**Problems to solve**
**A)** Answer these questions from the text about mind mapping:
(i) Which website did the Latin four students use to make their mind maps?
(ii) How long were students given at each computer?
(iii) Where did students post their finished mind maps?
**B)** Please update the part of the text about mind mapping that opens with the words "Mind mapping is" and closes with "the main topic.", swapping "viscera" for "organs".
**C)** Write what comes next in the text about mind mapping, picking up after its final sentence.

Mind mapping is a technique frequently used to bring up old ideas, associate ideas with each other, and organize thoughts by summarizing. Visual students frequently benefit from them. Today, my Latin four students ended a unit by using Popplet.com (which is free up to five mind maps!) to create medical mind maps. They chose from five separate topics: humors, cures, illnesses, viscera and parts afflicted. They added major subsets coming off the sides of the main topic.
Then, they got up and moved to the next computer, where they clicked on the little speech bubble above various major subsets and made comments, in complete sentences, that pertained. For example: cholera flavum colore est. cholera in stomacho fit. melancholia homines lassitudine afficit.
They were given five minutes at each computer to comment on as many things as they could. They circled around the room, so every student visited every computer. You can also draw in the boxes, so students illustrated various diseases and remedies.
Once they were finished, I asked the groups to color-code their topics appropriately (inside the body and outside, plants vs. animals, etc), if necessary. Then, they posted them to a common forum, where they became their test study guide.

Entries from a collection
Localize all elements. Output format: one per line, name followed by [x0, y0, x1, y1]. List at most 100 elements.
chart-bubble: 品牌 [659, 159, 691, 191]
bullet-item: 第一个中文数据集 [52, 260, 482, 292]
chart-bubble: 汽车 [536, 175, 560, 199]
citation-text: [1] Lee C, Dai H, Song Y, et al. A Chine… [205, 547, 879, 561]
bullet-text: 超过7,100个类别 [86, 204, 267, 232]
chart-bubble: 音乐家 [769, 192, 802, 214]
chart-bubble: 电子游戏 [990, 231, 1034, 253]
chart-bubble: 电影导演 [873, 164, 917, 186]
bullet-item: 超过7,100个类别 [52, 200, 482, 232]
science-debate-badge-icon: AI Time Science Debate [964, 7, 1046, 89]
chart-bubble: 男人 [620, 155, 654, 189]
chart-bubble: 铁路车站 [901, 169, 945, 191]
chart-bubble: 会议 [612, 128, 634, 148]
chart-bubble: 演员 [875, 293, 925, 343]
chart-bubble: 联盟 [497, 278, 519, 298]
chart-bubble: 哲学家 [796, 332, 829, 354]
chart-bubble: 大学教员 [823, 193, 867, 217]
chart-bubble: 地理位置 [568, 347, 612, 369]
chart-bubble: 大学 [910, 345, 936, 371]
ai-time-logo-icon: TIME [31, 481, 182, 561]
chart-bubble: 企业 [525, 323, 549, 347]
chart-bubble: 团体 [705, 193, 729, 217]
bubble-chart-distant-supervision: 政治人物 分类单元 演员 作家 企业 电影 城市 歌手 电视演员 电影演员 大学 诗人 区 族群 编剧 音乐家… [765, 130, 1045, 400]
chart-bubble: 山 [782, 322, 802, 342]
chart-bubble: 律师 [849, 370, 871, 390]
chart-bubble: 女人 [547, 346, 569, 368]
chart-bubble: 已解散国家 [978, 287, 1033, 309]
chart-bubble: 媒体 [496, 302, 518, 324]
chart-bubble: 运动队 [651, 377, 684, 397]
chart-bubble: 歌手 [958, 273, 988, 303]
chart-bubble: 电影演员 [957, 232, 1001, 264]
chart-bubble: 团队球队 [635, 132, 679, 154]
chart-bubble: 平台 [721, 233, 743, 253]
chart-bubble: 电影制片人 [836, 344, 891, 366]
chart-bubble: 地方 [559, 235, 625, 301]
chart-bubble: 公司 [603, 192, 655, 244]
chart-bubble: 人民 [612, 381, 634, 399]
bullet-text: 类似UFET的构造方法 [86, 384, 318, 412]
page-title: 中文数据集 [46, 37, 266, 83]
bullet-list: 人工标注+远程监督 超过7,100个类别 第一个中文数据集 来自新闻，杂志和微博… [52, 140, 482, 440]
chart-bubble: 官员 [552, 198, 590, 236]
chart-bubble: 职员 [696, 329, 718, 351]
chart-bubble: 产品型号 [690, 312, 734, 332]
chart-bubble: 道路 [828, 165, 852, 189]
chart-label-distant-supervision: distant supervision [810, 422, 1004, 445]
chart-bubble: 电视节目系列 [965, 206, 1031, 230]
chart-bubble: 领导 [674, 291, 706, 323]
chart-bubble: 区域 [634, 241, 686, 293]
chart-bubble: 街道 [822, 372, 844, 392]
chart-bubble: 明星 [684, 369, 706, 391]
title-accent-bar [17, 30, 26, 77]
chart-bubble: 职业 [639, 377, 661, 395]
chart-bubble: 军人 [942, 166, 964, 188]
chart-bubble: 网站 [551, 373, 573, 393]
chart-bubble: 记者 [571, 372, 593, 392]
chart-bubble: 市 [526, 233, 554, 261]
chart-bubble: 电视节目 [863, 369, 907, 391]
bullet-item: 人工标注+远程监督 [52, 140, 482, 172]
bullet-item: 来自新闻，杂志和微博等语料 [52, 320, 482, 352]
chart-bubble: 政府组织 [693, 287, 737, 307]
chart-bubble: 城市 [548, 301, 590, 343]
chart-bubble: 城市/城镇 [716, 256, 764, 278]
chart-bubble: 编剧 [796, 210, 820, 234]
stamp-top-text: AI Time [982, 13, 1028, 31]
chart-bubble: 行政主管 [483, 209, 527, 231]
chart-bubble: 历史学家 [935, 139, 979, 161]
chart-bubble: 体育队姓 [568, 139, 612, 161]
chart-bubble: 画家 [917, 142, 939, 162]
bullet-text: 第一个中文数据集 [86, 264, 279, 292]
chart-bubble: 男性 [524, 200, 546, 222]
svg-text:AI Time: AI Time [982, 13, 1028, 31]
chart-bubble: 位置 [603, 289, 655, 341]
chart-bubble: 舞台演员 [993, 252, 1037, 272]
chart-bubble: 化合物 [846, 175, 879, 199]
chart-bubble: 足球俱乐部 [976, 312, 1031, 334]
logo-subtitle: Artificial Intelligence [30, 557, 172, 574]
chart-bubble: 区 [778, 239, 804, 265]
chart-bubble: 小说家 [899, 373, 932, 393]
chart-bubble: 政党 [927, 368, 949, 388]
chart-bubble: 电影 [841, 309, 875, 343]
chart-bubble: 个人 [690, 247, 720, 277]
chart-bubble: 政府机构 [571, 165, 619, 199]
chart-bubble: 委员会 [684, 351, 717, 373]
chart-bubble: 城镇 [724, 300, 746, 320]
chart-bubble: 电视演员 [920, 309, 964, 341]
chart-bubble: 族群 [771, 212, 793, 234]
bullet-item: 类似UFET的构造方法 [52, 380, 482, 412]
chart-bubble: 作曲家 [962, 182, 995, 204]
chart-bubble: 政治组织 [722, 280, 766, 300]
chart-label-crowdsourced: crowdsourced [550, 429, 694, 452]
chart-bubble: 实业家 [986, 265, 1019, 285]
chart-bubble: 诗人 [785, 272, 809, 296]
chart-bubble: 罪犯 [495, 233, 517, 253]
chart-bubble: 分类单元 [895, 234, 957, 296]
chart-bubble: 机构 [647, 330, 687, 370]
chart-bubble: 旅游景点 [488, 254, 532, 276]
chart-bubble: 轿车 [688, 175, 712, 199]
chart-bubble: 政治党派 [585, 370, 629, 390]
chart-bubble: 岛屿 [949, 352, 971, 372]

**Answers given**
**A)**
(i) Popplet.com
(ii) Five minutes
(iii) To a common forum

**B)**
Mind mapping is a technique frequently used to bring up old ideas, associate ideas with each other, and organize thoughts by summarizing. Visual students frequently benefit from them. Today, my Latin four students ended a unit by using Popplet.com (which is free up to five mind maps!) to create medical mind maps. They chose from five separate topics: humors, cures, illnesses, organs and parts afflicted. They added major subsets coming off the sides of the main topic.

**C)**
I have done this at the lower levels as well: character maps, topic maps, story webs, vocab webs, etc. You could ask them to write sentences with pertinent vocab, or there wouldn't have to be, necessarily, even independent production from the students - pertinent lines could be extracted from texts. Students could go around adding major topics to each others' webs and then have to include a certain number of comments, etc. The webs can be exported as PDFs, or they can be shared as links or on social media, and they can be embedded on websites.
Update: I have also used this as a test using this template:
The story was Mercurius et Apollo, so that was in the center. They chose the three most important facts according to their understanding; they selected two major characters and gave a description as well as a quote that supported that; they identified the major problem in the story + a quote; the setting of the story + a quote; and how the problem was solved + a quote. We did this at the Latin I level, and though it's certainly simplistic, they were capable of it, and I was impressed with their work.
All in all, the feeling has been that it is useful in collating information and asking them to recall various ideas, as well as adding their own thoughts and assessments.